- **Exercise aim**: Return the listing below word for word.

BEGIN

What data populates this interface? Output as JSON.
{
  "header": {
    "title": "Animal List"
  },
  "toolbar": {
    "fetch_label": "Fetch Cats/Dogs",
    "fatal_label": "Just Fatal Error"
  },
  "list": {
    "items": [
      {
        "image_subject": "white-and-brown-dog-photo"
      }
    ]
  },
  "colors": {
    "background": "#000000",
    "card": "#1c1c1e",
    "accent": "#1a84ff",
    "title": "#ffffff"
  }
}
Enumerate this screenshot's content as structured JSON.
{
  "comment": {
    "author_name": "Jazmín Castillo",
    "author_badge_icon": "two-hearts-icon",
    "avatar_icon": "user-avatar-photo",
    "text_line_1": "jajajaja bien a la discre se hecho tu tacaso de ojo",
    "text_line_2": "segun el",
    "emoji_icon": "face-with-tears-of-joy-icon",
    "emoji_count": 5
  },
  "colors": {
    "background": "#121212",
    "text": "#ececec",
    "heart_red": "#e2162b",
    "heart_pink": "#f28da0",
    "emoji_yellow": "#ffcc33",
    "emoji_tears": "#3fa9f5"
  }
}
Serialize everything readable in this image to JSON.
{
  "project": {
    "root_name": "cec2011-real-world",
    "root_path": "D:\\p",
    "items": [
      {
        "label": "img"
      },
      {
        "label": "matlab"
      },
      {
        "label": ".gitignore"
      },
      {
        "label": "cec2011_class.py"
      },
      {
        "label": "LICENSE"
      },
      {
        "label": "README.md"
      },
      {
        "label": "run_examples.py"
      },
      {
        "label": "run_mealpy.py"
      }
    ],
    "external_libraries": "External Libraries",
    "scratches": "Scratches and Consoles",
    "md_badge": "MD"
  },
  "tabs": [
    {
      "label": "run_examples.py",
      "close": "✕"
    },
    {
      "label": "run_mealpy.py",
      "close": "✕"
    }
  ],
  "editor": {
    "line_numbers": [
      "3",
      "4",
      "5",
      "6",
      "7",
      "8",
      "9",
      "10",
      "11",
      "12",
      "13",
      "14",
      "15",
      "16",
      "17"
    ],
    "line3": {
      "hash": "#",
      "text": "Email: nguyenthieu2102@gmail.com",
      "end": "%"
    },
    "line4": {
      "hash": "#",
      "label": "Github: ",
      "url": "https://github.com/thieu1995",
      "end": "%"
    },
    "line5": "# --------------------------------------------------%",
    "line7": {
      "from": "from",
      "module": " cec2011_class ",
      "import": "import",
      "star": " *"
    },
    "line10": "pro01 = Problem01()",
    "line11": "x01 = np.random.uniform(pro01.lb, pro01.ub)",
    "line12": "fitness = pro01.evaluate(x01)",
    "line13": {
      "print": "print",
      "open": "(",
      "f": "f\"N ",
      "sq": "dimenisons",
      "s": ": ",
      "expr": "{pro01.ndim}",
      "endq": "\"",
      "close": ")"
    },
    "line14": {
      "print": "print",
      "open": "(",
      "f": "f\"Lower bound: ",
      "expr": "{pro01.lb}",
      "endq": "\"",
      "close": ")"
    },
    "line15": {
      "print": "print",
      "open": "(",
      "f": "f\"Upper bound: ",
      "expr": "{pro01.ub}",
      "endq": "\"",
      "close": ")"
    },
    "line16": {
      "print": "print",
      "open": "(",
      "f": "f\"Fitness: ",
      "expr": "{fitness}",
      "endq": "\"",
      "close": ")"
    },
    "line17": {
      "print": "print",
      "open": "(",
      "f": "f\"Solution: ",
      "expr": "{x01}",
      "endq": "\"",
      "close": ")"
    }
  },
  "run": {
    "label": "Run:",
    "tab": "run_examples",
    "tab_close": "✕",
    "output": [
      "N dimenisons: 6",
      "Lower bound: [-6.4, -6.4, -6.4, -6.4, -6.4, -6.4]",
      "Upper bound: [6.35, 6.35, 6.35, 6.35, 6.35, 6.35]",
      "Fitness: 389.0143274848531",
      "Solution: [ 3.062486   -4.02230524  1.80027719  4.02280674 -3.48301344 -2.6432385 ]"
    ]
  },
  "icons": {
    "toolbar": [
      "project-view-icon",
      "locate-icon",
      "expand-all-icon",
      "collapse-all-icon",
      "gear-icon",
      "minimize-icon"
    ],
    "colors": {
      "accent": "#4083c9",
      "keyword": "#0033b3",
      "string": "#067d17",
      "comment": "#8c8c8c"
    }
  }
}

END

- **Output**:
What data populates this interface? Output as JSON.
{
  "header": {
    "title": "Animal List"
  },
  "toolbar": {
    "fetch_label": "Fetch Cats/Dogs",
    "fatal_label": "Just Fatal Error"
  },
  "list": {
    "items": [
      {
        "image_subject": "white-and-brown-dog-photo"
      }
    ]
  },
  "colors": {
    "background": "#000000",
    "card": "#1c1c1e",
    "accent": "#1a84ff",
    "title": "#ffffff"
  }
}
Enumerate this screenshot's content as structured JSON.
{
  "comment": {
    "author_name": "Jazmín Castillo",
    "author_badge_icon": "two-hearts-icon",
    "avatar_icon": "user-avatar-photo",
    "text_line_1": "jajajaja bien a la discre se hecho tu tacaso de ojo",
    "text_line_2": "segun el",
    "emoji_icon": "face-with-tears-of-joy-icon",
    "emoji_count": 5
  },
  "colors": {
    "background": "#121212",
    "text": "#ececec",
    "heart_red": "#e2162b",
    "heart_pink": "#f28da0",
    "emoji_yellow": "#ffcc33",
    "emoji_tears": "#3fa9f5"
  }
}
Serialize everything readable in this image to JSON.
{
  "project": {
    "root_name": "cec2011-real-world",
    "root_path": "D:\\p",
    "items": [
      {
        "label": "img"
      },
      {
        "label": "matlab"
      },
      {
        "label": ".gitignore"
      },
      {
        "label": "cec2011_class.py"
      },
      {
        "label": "LICENSE"
      },
      {
        "label": "README.md"
      },
      {
        "label": "run_examples.py"
      },
      {
        "label": "run_mealpy.py"
      }
    ],
    "external_libraries": "External Libraries",
    "scratches": "Scratches and Consoles",
    "md_badge": "MD"
  },
  "tabs": [
    {
      "label": "run_examples.py",
      "close": "✕"
    },
    {
      "label": "run_mealpy.py",
      "close": "✕"
    }
  ],
  "editor": {
    "line_numbers": [
      "3",
      "4",
      "5",
      "6",
      "7",
      "8",
      "9",
      "10",
      "11",
      "12",
      "13",
      "14",
      "15",
      "16",
      "17"
    ],
    "line3": {
      "hash": "#",
      "text": "Email: nguyenthieu2102@gmail.com",
      "end": "%"
    },
    "line4": {
      "hash": "#",
      "label": "Github: ",
      "url": "https://github.com/thieu1995",
      "end": "%"
    },
    "line5": "# --------------------------------------------------%",
    "line7": {
      "from": "from",
      "module": " cec2011_class ",
      "import": "import",
      "star": " *"
    },
    "line10": "pro01 = Problem01()",
    "line11": "x01 = np.random.uniform(pro01.lb, pro01.ub)",
    "line12": "fitness = pro01.evaluate(x01)",
    "line13": {
      "print": "print",
      "open": "(",
      "f": "f\"N ",
      "sq": "dimenisons",
      "s": ": ",
      "expr": "{pro01.ndim}",
      "endq": "\"",
      "close": ")"
    },
    "line14": {
      "print": "print",
      "open": "(",
      "f": "f\"Lower bound: ",
      "expr": "{pro01.lb}",
      "endq": "\"",
      "close": ")"
    },
    "line15": {
      "print": "print",
      "open": "(",
      "f": "f\"Upper bound: ",
      "expr": "{pro01.ub}",
      "endq": "\"",
      "close": ")"
    },
    "line16": {
      "print": "print",
      "open": "(",
      "f": "f\"Fitness: ",
      "expr": "{fitness}",
      "endq": "\"",
      "close": ")"
    },
    "line17": {
      "print": "print",
      "open": "(",
      "f": "f\"Solution: ",
      "expr": "{x01}",
      "endq": "\"",
      "close": ")"
    }
  },
  "run": {
    "label": "Run:",
    "tab": "run_examples",
    "tab_close": "✕",
    "output": [
      "N dimenisons: 6",
      "Lower bound: [-6.4, -6.4, -6.4, -6.4, -6.4, -6.4]",
      "Upper bound: [6.35, 6.35, 6.35, 6.35, 6.35, 6.35]",
      "Fitness: 389.0143274848531",
      "Solution: [ 3.062486   -4.02230524  1.80027719  4.02280674 -3.48301344 -2.6432385 ]"
    ]
  },
  "icons": {
    "toolbar": [
      "project-view-icon",
      "locate-icon",
      "expand-all-icon",
      "collapse-all-icon",
      "gear-icon",
      "minimize-icon"
    ],
    "colors": {
      "accent": "#4083c9",
      "keyword": "#0033b3",
      "string": "#067d17",
      "comment": "#8c8c8c"
    }
  }
}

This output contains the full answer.